Request: Extract every line from the records below that contains the word "JSON".

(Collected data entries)
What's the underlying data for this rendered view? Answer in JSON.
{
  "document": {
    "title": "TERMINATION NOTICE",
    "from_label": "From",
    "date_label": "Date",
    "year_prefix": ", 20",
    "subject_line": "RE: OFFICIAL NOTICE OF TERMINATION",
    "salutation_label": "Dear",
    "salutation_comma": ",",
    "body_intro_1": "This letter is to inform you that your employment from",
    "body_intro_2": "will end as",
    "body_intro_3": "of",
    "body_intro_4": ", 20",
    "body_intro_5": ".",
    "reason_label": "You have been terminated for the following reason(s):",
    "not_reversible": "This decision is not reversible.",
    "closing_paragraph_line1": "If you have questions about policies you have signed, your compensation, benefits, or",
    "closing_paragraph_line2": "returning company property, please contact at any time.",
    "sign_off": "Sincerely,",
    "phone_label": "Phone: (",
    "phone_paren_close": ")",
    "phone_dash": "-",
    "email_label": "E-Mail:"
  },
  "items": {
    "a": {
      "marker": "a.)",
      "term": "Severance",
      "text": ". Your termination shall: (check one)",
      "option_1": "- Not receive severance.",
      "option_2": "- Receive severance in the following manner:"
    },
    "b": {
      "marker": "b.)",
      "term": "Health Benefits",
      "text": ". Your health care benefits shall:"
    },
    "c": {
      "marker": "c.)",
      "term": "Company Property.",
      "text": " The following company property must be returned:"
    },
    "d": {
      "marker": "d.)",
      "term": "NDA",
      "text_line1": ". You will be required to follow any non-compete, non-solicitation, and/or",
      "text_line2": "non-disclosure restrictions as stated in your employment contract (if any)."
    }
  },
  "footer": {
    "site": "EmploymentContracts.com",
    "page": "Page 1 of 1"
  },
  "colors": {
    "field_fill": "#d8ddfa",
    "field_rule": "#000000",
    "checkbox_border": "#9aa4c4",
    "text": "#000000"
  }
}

---

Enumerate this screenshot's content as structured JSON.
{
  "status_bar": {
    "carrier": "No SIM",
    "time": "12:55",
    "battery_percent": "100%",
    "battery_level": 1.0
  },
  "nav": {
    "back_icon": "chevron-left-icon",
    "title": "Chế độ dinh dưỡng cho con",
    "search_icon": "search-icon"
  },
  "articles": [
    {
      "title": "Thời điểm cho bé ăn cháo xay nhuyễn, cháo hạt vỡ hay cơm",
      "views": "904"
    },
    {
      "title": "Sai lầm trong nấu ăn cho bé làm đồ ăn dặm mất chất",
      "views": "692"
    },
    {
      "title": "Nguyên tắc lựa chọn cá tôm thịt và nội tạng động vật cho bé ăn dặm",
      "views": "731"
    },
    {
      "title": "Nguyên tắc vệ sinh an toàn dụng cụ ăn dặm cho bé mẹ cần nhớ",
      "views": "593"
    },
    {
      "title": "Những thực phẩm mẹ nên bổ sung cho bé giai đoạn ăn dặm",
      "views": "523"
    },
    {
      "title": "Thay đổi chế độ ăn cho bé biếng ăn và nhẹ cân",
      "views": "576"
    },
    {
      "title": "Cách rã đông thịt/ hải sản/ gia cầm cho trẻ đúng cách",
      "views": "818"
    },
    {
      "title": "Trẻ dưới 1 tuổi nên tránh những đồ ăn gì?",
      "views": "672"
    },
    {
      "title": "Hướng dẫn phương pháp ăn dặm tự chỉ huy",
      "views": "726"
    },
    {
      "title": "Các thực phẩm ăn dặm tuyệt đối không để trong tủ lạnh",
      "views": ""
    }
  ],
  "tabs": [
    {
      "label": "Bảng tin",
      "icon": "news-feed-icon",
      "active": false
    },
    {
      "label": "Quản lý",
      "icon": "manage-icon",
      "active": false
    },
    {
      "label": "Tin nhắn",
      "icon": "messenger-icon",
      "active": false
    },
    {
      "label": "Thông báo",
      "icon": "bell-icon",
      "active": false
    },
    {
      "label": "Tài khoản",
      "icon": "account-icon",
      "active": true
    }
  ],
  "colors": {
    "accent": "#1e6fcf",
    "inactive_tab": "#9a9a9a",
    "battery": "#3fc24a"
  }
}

Result for this task:
What's the underlying data for this rendered view? Answer in JSON.
Enumerate this screenshot's content as structured JSON.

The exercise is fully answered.